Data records
■ ■ ■ ■

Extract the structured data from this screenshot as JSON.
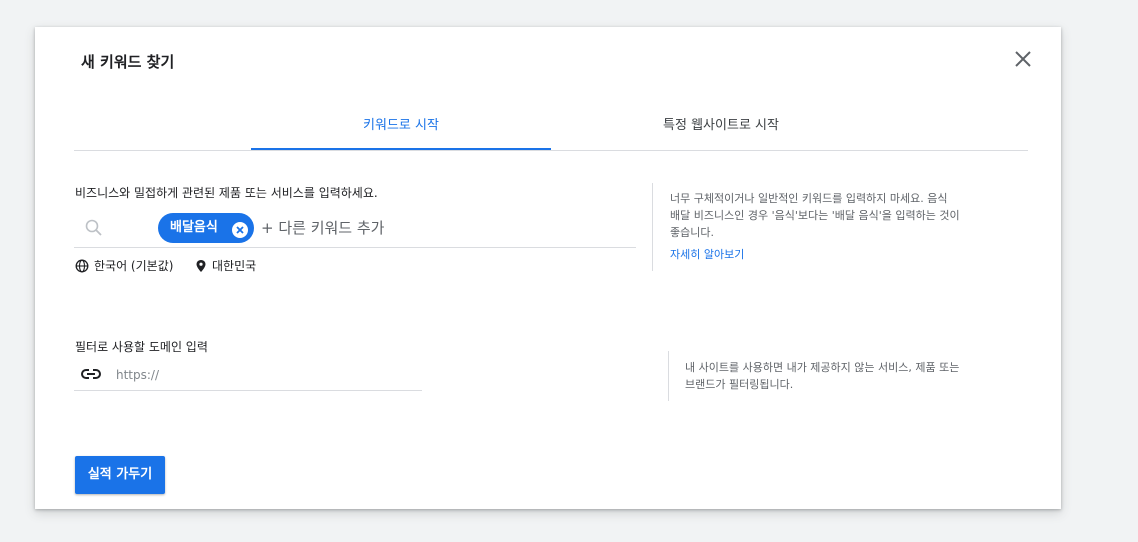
{
  "dialog": {
    "title": "새 키워드 찾기",
    "close_icon": "close-icon"
  },
  "tabs": [
    {
      "label": "키워드로 시작",
      "active": true
    },
    {
      "label": "특정 웹사이트로 시작",
      "active": false
    }
  ],
  "keywords_section": {
    "label": "비즈니스와 밀접하게 관련된 제품 또는 서비스를 입력하세요.",
    "chips": [
      "배달음식"
    ],
    "add_placeholder": "+ 다른 키워드 추가",
    "language": "한국어 (기본값)",
    "location": "대한민국",
    "help_text_line1": "너무 구체적이거나 일반적인 키워드를 입력하지 마세요. 음식",
    "help_text_line2": "배달 비즈니스인 경우 '음식'보다는 '배달 음식'을 입력하는 것이",
    "help_text_line3": "좋습니다.",
    "help_link": "자세히 알아보기"
  },
  "domain_section": {
    "label": "필터로 사용할 도메인 입력",
    "placeholder": "https://",
    "value": "",
    "help_text_line1": "내 사이트를 사용하면 내가 제공하지 않는 서비스, 제품 또는",
    "help_text_line2": "브랜드가 필터링됩니다."
  },
  "primary_button": "실적 가두기",
  "colors": {
    "accent": "#1a73e8",
    "text": "#202124",
    "muted": "#5f6368",
    "divider": "#dadce0"
  }
}
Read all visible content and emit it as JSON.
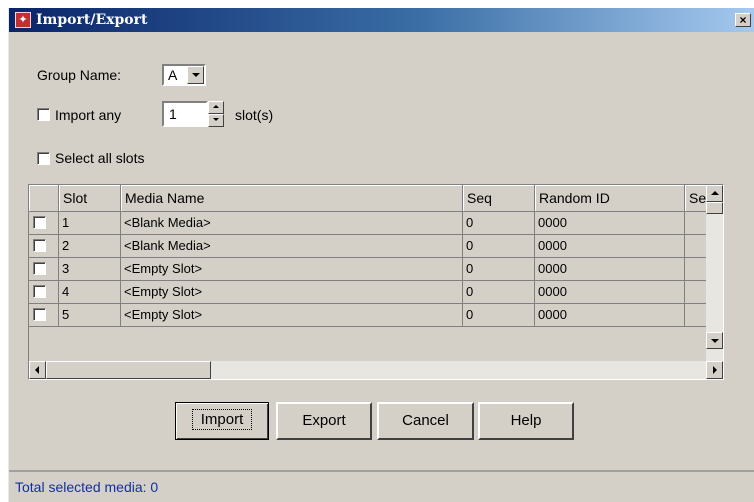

■ ■ ■ ■

● **Problem**
Retype the entries word for word. Omit any images.

● **Reply to the exercise**
Extract the structured data from this screenshot as JSON.
{
  "dialog": {
    "title": "새 키워드 찾기",
    "close_icon": "close-icon"
  },
  "tabs": [
    {
      "label": "키워드로 시작",
      "active": true
    },
    {
      "label": "특정 웹사이트로 시작",
      "active": false
    }
  ],
  "keywords_section": {
    "label": "비즈니스와 밀접하게 관련된 제품 또는 서비스를 입력하세요.",
    "chips": [
      "배달음식"
    ],
    "add_placeholder": "+ 다른 키워드 추가",
    "language": "한국어 (기본값)",
    "location": "대한민국",
    "help_text_line1": "너무 구체적이거나 일반적인 키워드를 입력하지 마세요. 음식",
    "help_text_line2": "배달 비즈니스인 경우 '음식'보다는 '배달 음식'을 입력하는 것이",
    "help_text_line3": "좋습니다.",
    "help_link": "자세히 알아보기"
  },
  "domain_section": {
    "label": "필터로 사용할 도메인 입력",
    "placeholder": "https://",
    "value": "",
    "help_text_line1": "내 사이트를 사용하면 내가 제공하지 않는 서비스, 제품 또는",
    "help_text_line2": "브랜드가 필터링됩니다."
  },
  "primary_button": "실적 가두기",
  "colors": {
    "accent": "#1a73e8",
    "text": "#202124",
    "muted": "#5f6368",
    "divider": "#dadce0"
  }
}
Read all visible content and emit it as JSON.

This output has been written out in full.